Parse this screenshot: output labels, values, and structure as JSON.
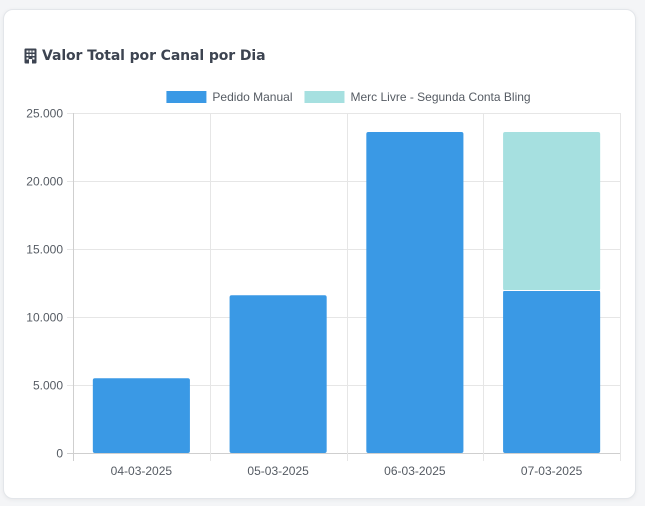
{
  "card": {
    "title": "Valor Total por Canal por Dia",
    "icon": "building-icon"
  },
  "colors": {
    "series_pedido_manual": "#3a99e5",
    "series_merc_livre": "#a6e0e0",
    "grid": "#e6e6e6",
    "axis_text": "#555b63",
    "title": "#3d4451"
  },
  "chart_data": {
    "type": "bar",
    "stacked": true,
    "title": "Valor Total por Canal por Dia",
    "xlabel": "",
    "ylabel": "",
    "ylim": [
      0,
      25000
    ],
    "yticks": [
      0,
      5000,
      10000,
      15000,
      20000,
      25000
    ],
    "ytick_labels": [
      "0",
      "5.000",
      "10.000",
      "15.000",
      "20.000",
      "25.000"
    ],
    "categories": [
      "04-03-2025",
      "05-03-2025",
      "06-03-2025",
      "07-03-2025"
    ],
    "series": [
      {
        "name": "Pedido Manual",
        "values": [
          5500,
          11600,
          23600,
          11950
        ]
      },
      {
        "name": "Merc Livre - Segunda Conta Bling",
        "values": [
          0,
          0,
          0,
          11650
        ]
      }
    ],
    "legend_position": "top",
    "grid": true
  }
}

Objective ->
Repeat the records above exactly, omitting every picture.

Result of this exercise ->
Parse this screenshot: output labels, values, and structure as JSON.
{
  "card": {
    "title": "Valor Total por Canal por Dia",
    "icon": "building-icon"
  },
  "colors": {
    "series_pedido_manual": "#3a99e5",
    "series_merc_livre": "#a6e0e0",
    "grid": "#e6e6e6",
    "axis_text": "#555b63",
    "title": "#3d4451"
  },
  "chart_data": {
    "type": "bar",
    "stacked": true,
    "title": "Valor Total por Canal por Dia",
    "xlabel": "",
    "ylabel": "",
    "ylim": [
      0,
      25000
    ],
    "yticks": [
      0,
      5000,
      10000,
      15000,
      20000,
      25000
    ],
    "ytick_labels": [
      "0",
      "5.000",
      "10.000",
      "15.000",
      "20.000",
      "25.000"
    ],
    "categories": [
      "04-03-2025",
      "05-03-2025",
      "06-03-2025",
      "07-03-2025"
    ],
    "series": [
      {
        "name": "Pedido Manual",
        "values": [
          5500,
          11600,
          23600,
          11950
        ]
      },
      {
        "name": "Merc Livre - Segunda Conta Bling",
        "values": [
          0,
          0,
          0,
          11650
        ]
      }
    ],
    "legend_position": "top",
    "grid": true
  }
}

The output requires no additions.